(Records from a data collection)
□ □ □ □ □

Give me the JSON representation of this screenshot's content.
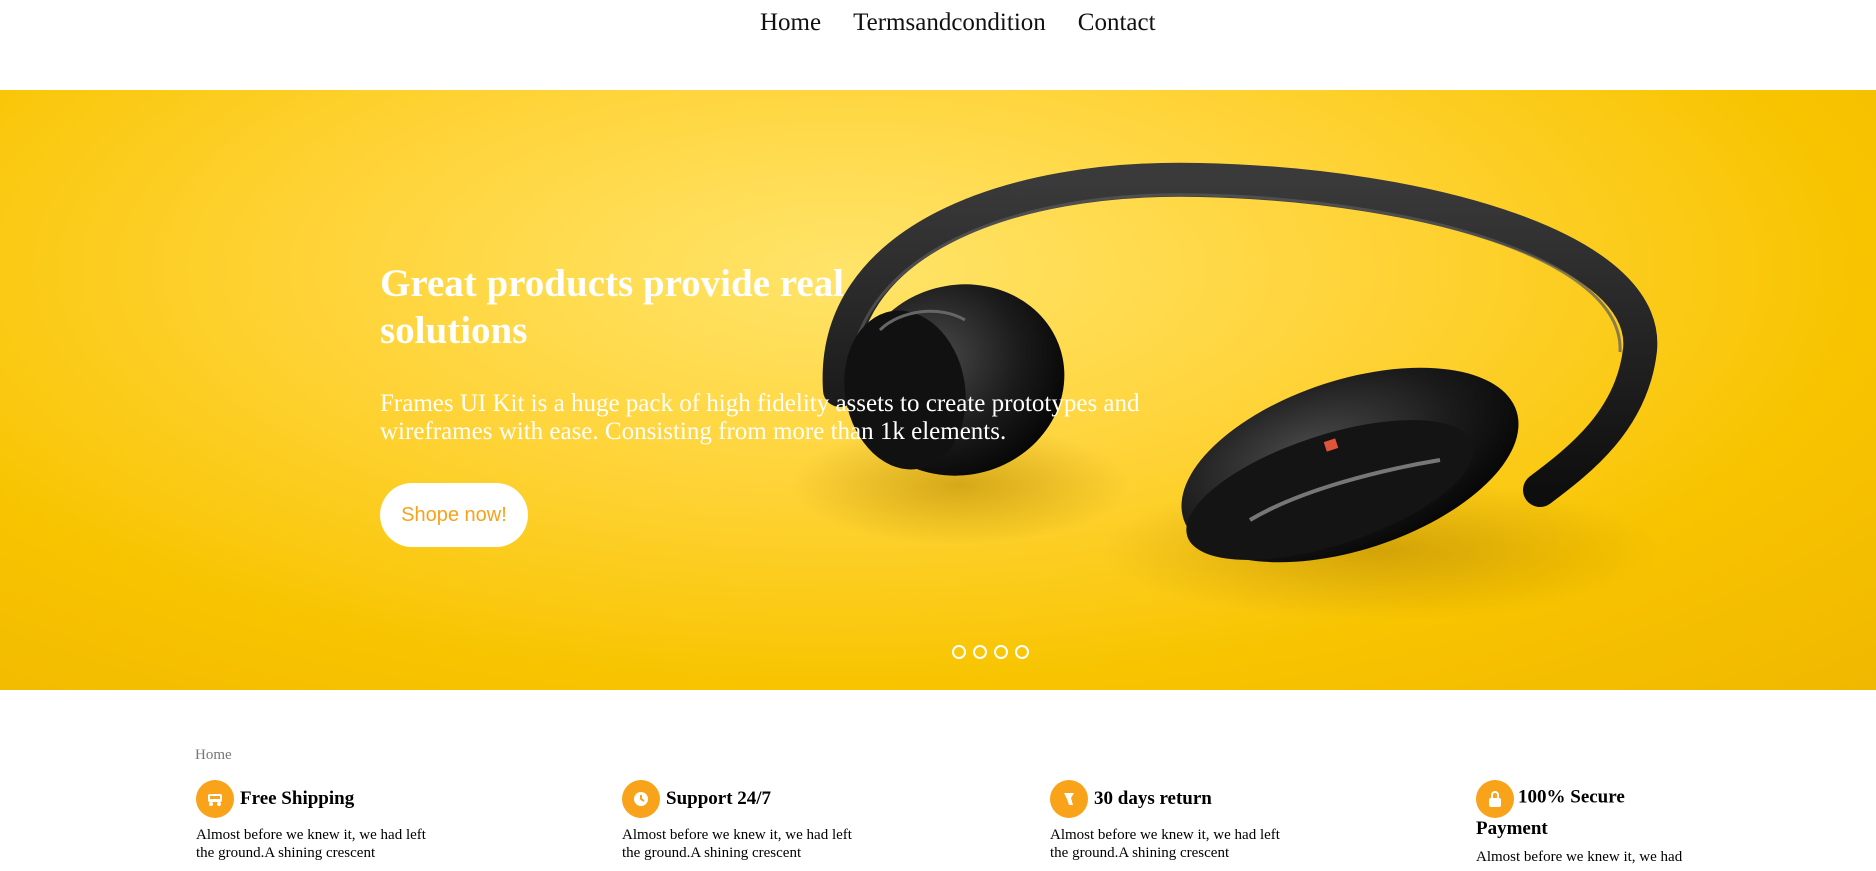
{
  "nav": {
    "items": [
      {
        "label": "Home"
      },
      {
        "label": "Termsandcondition"
      },
      {
        "label": "Contact"
      }
    ]
  },
  "hero": {
    "title": "Great products provide real solutions",
    "subtitle": "Frames UI Kit is a huge pack of high fidelity assets to create prototypes and wireframes with ease. Consisting from more than 1k elements.",
    "button_label": "Shope now!",
    "slide_count": 4,
    "colors": {
      "background": "#fdd23a",
      "button_text": "#f7a21b"
    }
  },
  "breadcrumb": "Home",
  "features": [
    {
      "icon": "truck-icon",
      "title": "Free Shipping",
      "text": "Almost before we knew it, we had left the ground.A shining crescent"
    },
    {
      "icon": "support-icon",
      "title": "Support 24/7",
      "text": "Almost before we knew it, we had left the ground.A shining crescent"
    },
    {
      "icon": "return-icon",
      "title": "30 days return",
      "text": "Almost before we knew it, we had left the ground.A shining crescent"
    },
    {
      "icon": "lock-icon",
      "title": "100% Secure Payment",
      "text": "Almost before we knew it, we had"
    }
  ],
  "accent_color": "#f8a319"
}
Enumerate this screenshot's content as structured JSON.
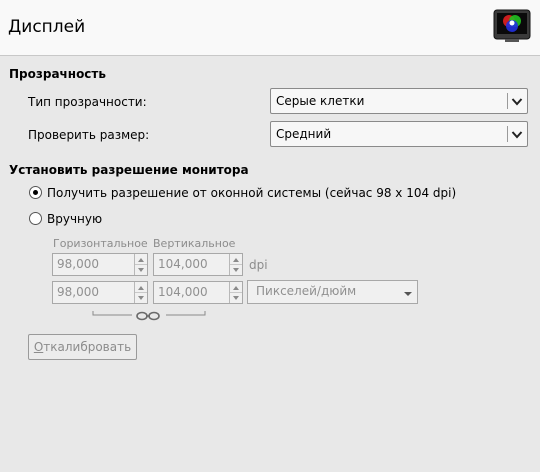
{
  "header": {
    "title": "Дисплей",
    "icon": "monitor-color-icon"
  },
  "transparency": {
    "section_title": "Прозрачность",
    "type_label": "Тип прозрачности:",
    "type_value": "Серые клетки",
    "size_label": "Проверить размер:",
    "size_value": "Средний"
  },
  "resolution": {
    "section_title": "Установить разрешение монитора",
    "option_system_label": "Получить разрешение от оконной системы (сейчас 98 x 104 dpi)",
    "option_system_selected": true,
    "option_manual_label": "Вручную",
    "option_manual_selected": false,
    "horizontal_label": "Горизонтальное",
    "vertical_label": "Вертикальное",
    "row1_h": "98,000",
    "row1_v": "104,000",
    "row1_unit": "dpi",
    "row2_h": "98,000",
    "row2_v": "104,000",
    "row2_unit": "Пикселей/дюйм",
    "chain_icon": "chain-link-icon",
    "calibrate_label": "Откалибровать",
    "calibrate_mnemonic": "О"
  },
  "colors": {
    "header_bg": "#f9f9f9",
    "body_bg": "#e8e8e8",
    "disabled_text": "#8c8c8c"
  }
}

□ □ □ □ □

◆ **INSTRUCTION**
Send back the data above word for word, with the pictures left out.

◆ **THE RESULT**
Give me the JSON representation of this screenshot's content.
{
  "nav": {
    "items": [
      {
        "label": "Home"
      },
      {
        "label": "Termsandcondition"
      },
      {
        "label": "Contact"
      }
    ]
  },
  "hero": {
    "title": "Great products provide real solutions",
    "subtitle": "Frames UI Kit is a huge pack of high fidelity assets to create prototypes and wireframes with ease. Consisting from more than 1k elements.",
    "button_label": "Shope now!",
    "slide_count": 4,
    "colors": {
      "background": "#fdd23a",
      "button_text": "#f7a21b"
    }
  },
  "breadcrumb": "Home",
  "features": [
    {
      "icon": "truck-icon",
      "title": "Free Shipping",
      "text": "Almost before we knew it, we had left the ground.A shining crescent"
    },
    {
      "icon": "support-icon",
      "title": "Support 24/7",
      "text": "Almost before we knew it, we had left the ground.A shining crescent"
    },
    {
      "icon": "return-icon",
      "title": "30 days return",
      "text": "Almost before we knew it, we had left the ground.A shining crescent"
    },
    {
      "icon": "lock-icon",
      "title": "100% Secure Payment",
      "text": "Almost before we knew it, we had"
    }
  ],
  "accent_color": "#f8a319"
}
Enumerate this screenshot's content as structured JSON.
{
  "header": {
    "title": "Дисплей",
    "icon": "monitor-color-icon"
  },
  "transparency": {
    "section_title": "Прозрачность",
    "type_label": "Тип прозрачности:",
    "type_value": "Серые клетки",
    "size_label": "Проверить размер:",
    "size_value": "Средний"
  },
  "resolution": {
    "section_title": "Установить разрешение монитора",
    "option_system_label": "Получить разрешение от оконной системы (сейчас 98 x 104 dpi)",
    "option_system_selected": true,
    "option_manual_label": "Вручную",
    "option_manual_selected": false,
    "horizontal_label": "Горизонтальное",
    "vertical_label": "Вертикальное",
    "row1_h": "98,000",
    "row1_v": "104,000",
    "row1_unit": "dpi",
    "row2_h": "98,000",
    "row2_v": "104,000",
    "row2_unit": "Пикселей/дюйм",
    "chain_icon": "chain-link-icon",
    "calibrate_label": "Откалибровать",
    "calibrate_mnemonic": "О"
  },
  "colors": {
    "header_bg": "#f9f9f9",
    "body_bg": "#e8e8e8",
    "disabled_text": "#8c8c8c"
  }
}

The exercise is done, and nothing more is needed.